>> begin

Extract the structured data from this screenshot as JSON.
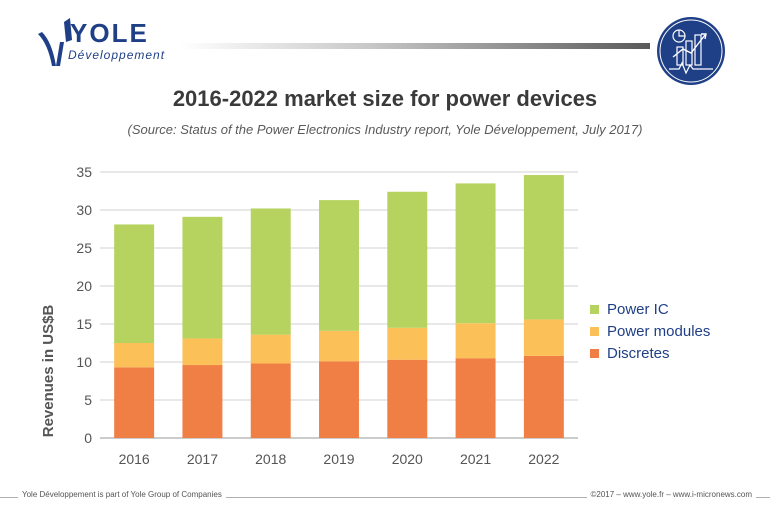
{
  "brand": {
    "name": "YOLE",
    "sub": "Développement"
  },
  "header": {
    "title": "2016-2022 market size for power devices",
    "subtitle": "(Source: Status of the Power Electronics Industry report, Yole Développement, July 2017)"
  },
  "chart_data": {
    "type": "bar",
    "stacked": true,
    "categories": [
      "2016",
      "2017",
      "2018",
      "2019",
      "2020",
      "2021",
      "2022"
    ],
    "series": [
      {
        "name": "Discretes",
        "color": "#f07f45",
        "values": [
          9.3,
          9.6,
          9.8,
          10.1,
          10.3,
          10.5,
          10.8
        ]
      },
      {
        "name": "Power modules",
        "color": "#fcc058",
        "values": [
          3.2,
          3.5,
          3.8,
          4.0,
          4.2,
          4.6,
          4.8
        ]
      },
      {
        "name": "Power IC",
        "color": "#b5d35e",
        "values": [
          15.6,
          16.0,
          16.6,
          17.2,
          17.9,
          18.4,
          19.0
        ]
      }
    ],
    "ylabel": "Revenues in US$B",
    "xlabel": "",
    "ylim": [
      0,
      35
    ],
    "yticks": [
      0,
      5,
      10,
      15,
      20,
      25,
      30,
      35
    ],
    "grid": true,
    "legend_position": "right",
    "legend_order": [
      "Power IC",
      "Power modules",
      "Discretes"
    ]
  },
  "footer": {
    "left": "Yole Développement is part of Yole Group of Companies",
    "right": "©2017 – www.yole.fr – www.i-micronews.com"
  }
}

>> end

**DESCRIPTION OF THE TASK**
Filter out all lines lacking the word "Développement" and copy the rest.

**ANSWER BELOW**
    "sub": "Développement"
    "subtitle": "(Source: Status of the Power Electronics Industry report, Yole Développement, July 2017)"
    "left": "Yole Développement is part of Yole Group of Companies",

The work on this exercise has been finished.